Stored records:
━━━━━━━━━━

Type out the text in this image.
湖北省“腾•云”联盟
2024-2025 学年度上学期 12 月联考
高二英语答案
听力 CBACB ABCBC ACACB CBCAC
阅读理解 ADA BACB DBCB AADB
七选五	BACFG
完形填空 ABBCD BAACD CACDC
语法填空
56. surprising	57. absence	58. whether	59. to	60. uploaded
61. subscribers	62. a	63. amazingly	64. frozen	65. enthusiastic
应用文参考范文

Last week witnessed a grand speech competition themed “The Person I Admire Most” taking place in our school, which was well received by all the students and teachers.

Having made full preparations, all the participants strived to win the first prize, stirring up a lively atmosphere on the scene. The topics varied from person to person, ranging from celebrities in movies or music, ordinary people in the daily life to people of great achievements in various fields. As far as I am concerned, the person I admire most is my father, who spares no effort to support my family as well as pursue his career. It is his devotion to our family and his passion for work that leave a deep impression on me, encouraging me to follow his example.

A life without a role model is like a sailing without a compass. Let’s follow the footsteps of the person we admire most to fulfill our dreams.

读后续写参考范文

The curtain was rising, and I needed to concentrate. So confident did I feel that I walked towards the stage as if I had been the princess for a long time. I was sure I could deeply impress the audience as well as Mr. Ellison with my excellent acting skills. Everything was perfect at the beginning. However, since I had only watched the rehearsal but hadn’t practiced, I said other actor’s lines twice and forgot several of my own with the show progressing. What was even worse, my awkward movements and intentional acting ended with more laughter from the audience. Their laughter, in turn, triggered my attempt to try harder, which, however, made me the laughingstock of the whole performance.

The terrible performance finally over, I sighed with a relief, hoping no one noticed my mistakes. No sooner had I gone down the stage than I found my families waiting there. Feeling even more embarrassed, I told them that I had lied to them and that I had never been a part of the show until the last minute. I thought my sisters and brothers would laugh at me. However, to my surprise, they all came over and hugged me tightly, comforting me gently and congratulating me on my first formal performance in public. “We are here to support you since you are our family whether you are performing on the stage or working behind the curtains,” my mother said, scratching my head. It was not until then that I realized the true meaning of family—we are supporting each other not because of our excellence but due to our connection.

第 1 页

━━━━━━━━━━

▶ **Problem statement**
Retype the data exactly as given.

▶ **Response**
Type out the text in this image.
湖北省“腾•云”联盟
2024-2025 学年度上学期 12 月联考
高二英语答案
听力 CBACB ABCBC ACACB CBCAC
阅读理解 ADA BACB DBCB AADB
七选五	BACFG
完形填空 ABBCD BAACD CACDC
语法填空
56. surprising	57. absence	58. whether	59. to	60. uploaded
61. subscribers	62. a	63. amazingly	64. frozen	65. enthusiastic
应用文参考范文

Last week witnessed a grand speech competition themed “The Person I Admire Most” taking place in our school, which was well received by all the students and teachers.

Having made full preparations, all the participants strived to win the first prize, stirring up a lively atmosphere on the scene. The topics varied from person to person, ranging from celebrities in movies or music, ordinary people in the daily life to people of great achievements in various fields. As far as I am concerned, the person I admire most is my father, who spares no effort to support my family as well as pursue his career. It is his devotion to our family and his passion for work that leave a deep impression on me, encouraging me to follow his example.

A life without a role model is like a sailing without a compass. Let’s follow the footsteps of the person we admire most to fulfill our dreams.

读后续写参考范文

The curtain was rising, and I needed to concentrate. So confident did I feel that I walked towards the stage as if I had been the princess for a long time. I was sure I could deeply impress the audience as well as Mr. Ellison with my excellent acting skills. Everything was perfect at the beginning. However, since I had only watched the rehearsal but hadn’t practiced, I said other actor’s lines twice and forgot several of my own with the show progressing. What was even worse, my awkward movements and intentional acting ended with more laughter from the audience. Their laughter, in turn, triggered my attempt to try harder, which, however, made me the laughingstock of the whole performance.

The terrible performance finally over, I sighed with a relief, hoping no one noticed my mistakes. No sooner had I gone down the stage than I found my families waiting there. Feeling even more embarrassed, I told them that I had lied to them and that I had never been a part of the show until the last minute. I thought my sisters and brothers would laugh at me. However, to my surprise, they all came over and hugged me tightly, comforting me gently and congratulating me on my first formal performance in public. “We are here to support you since you are our family whether you are performing on the stage or working behind the curtains,” my mother said, scratching my head. It was not until then that I realized the true meaning of family—we are supporting each other not because of our excellence but due to our connection.

第 1 页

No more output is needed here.